*Listed records:*
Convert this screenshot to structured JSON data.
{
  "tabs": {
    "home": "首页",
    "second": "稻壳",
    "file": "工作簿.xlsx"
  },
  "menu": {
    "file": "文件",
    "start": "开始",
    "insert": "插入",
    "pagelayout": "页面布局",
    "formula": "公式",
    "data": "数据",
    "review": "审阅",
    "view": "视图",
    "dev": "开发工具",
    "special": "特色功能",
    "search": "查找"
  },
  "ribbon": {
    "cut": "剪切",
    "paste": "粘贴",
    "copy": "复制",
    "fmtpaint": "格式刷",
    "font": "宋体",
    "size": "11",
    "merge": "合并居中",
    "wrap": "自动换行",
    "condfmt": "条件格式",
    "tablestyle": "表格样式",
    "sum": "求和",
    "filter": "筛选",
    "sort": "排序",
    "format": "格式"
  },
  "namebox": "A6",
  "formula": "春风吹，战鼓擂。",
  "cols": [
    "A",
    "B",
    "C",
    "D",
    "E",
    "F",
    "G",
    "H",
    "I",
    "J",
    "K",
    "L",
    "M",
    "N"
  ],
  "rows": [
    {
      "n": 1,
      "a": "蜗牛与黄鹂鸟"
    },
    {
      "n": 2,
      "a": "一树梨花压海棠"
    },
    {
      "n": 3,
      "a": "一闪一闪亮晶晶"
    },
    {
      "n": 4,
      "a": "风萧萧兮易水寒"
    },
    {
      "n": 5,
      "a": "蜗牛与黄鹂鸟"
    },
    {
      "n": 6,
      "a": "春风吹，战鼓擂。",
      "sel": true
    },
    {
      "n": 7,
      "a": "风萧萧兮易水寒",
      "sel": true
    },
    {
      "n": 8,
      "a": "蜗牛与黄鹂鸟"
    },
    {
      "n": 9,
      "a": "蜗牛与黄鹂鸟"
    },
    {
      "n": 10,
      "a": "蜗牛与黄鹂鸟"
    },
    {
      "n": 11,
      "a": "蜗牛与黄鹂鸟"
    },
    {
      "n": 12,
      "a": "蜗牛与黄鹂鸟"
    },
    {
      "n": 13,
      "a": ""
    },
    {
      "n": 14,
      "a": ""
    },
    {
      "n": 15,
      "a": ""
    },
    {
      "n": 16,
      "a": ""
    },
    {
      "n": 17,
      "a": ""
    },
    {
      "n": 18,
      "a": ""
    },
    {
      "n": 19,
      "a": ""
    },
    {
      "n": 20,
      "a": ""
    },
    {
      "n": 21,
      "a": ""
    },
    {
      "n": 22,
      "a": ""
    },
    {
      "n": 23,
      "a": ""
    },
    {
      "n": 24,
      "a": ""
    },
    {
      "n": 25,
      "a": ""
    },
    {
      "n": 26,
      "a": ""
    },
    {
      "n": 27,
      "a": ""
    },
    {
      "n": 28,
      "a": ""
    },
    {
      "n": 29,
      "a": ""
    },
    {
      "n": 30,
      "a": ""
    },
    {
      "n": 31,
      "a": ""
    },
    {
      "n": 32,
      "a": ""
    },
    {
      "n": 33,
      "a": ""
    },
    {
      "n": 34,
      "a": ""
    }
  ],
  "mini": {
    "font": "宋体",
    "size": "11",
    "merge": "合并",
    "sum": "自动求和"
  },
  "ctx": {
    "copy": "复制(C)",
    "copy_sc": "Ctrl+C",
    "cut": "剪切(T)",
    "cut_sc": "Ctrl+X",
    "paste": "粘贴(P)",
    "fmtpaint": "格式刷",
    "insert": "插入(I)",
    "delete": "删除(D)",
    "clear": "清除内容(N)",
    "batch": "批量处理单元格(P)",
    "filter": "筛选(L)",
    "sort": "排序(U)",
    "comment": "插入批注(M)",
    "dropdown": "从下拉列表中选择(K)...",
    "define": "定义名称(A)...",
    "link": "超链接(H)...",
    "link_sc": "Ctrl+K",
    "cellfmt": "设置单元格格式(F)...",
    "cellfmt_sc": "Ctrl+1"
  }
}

*Your instructions:* Return the whole listing exactly, with every line included.

*Correct response:*
Convert this screenshot to structured JSON data.
{
  "tabs": {
    "home": "首页",
    "second": "稻壳",
    "file": "工作簿.xlsx"
  },
  "menu": {
    "file": "文件",
    "start": "开始",
    "insert": "插入",
    "pagelayout": "页面布局",
    "formula": "公式",
    "data": "数据",
    "review": "审阅",
    "view": "视图",
    "dev": "开发工具",
    "special": "特色功能",
    "search": "查找"
  },
  "ribbon": {
    "cut": "剪切",
    "paste": "粘贴",
    "copy": "复制",
    "fmtpaint": "格式刷",
    "font": "宋体",
    "size": "11",
    "merge": "合并居中",
    "wrap": "自动换行",
    "condfmt": "条件格式",
    "tablestyle": "表格样式",
    "sum": "求和",
    "filter": "筛选",
    "sort": "排序",
    "format": "格式"
  },
  "namebox": "A6",
  "formula": "春风吹，战鼓擂。",
  "cols": [
    "A",
    "B",
    "C",
    "D",
    "E",
    "F",
    "G",
    "H",
    "I",
    "J",
    "K",
    "L",
    "M",
    "N"
  ],
  "rows": [
    {
      "n": 1,
      "a": "蜗牛与黄鹂鸟"
    },
    {
      "n": 2,
      "a": "一树梨花压海棠"
    },
    {
      "n": 3,
      "a": "一闪一闪亮晶晶"
    },
    {
      "n": 4,
      "a": "风萧萧兮易水寒"
    },
    {
      "n": 5,
      "a": "蜗牛与黄鹂鸟"
    },
    {
      "n": 6,
      "a": "春风吹，战鼓擂。",
      "sel": true
    },
    {
      "n": 7,
      "a": "风萧萧兮易水寒",
      "sel": true
    },
    {
      "n": 8,
      "a": "蜗牛与黄鹂鸟"
    },
    {
      "n": 9,
      "a": "蜗牛与黄鹂鸟"
    },
    {
      "n": 10,
      "a": "蜗牛与黄鹂鸟"
    },
    {
      "n": 11,
      "a": "蜗牛与黄鹂鸟"
    },
    {
      "n": 12,
      "a": "蜗牛与黄鹂鸟"
    },
    {
      "n": 13,
      "a": ""
    },
    {
      "n": 14,
      "a": ""
    },
    {
      "n": 15,
      "a": ""
    },
    {
      "n": 16,
      "a": ""
    },
    {
      "n": 17,
      "a": ""
    },
    {
      "n": 18,
      "a": ""
    },
    {
      "n": 19,
      "a": ""
    },
    {
      "n": 20,
      "a": ""
    },
    {
      "n": 21,
      "a": ""
    },
    {
      "n": 22,
      "a": ""
    },
    {
      "n": 23,
      "a": ""
    },
    {
      "n": 24,
      "a": ""
    },
    {
      "n": 25,
      "a": ""
    },
    {
      "n": 26,
      "a": ""
    },
    {
      "n": 27,
      "a": ""
    },
    {
      "n": 28,
      "a": ""
    },
    {
      "n": 29,
      "a": ""
    },
    {
      "n": 30,
      "a": ""
    },
    {
      "n": 31,
      "a": ""
    },
    {
      "n": 32,
      "a": ""
    },
    {
      "n": 33,
      "a": ""
    },
    {
      "n": 34,
      "a": ""
    }
  ],
  "mini": {
    "font": "宋体",
    "size": "11",
    "merge": "合并",
    "sum": "自动求和"
  },
  "ctx": {
    "copy": "复制(C)",
    "copy_sc": "Ctrl+C",
    "cut": "剪切(T)",
    "cut_sc": "Ctrl+X",
    "paste": "粘贴(P)",
    "fmtpaint": "格式刷",
    "insert": "插入(I)",
    "delete": "删除(D)",
    "clear": "清除内容(N)",
    "batch": "批量处理单元格(P)",
    "filter": "筛选(L)",
    "sort": "排序(U)",
    "comment": "插入批注(M)",
    "dropdown": "从下拉列表中选择(K)...",
    "define": "定义名称(A)...",
    "link": "超链接(H)...",
    "link_sc": "Ctrl+K",
    "cellfmt": "设置单元格格式(F)...",
    "cellfmt_sc": "Ctrl+1"
  }
}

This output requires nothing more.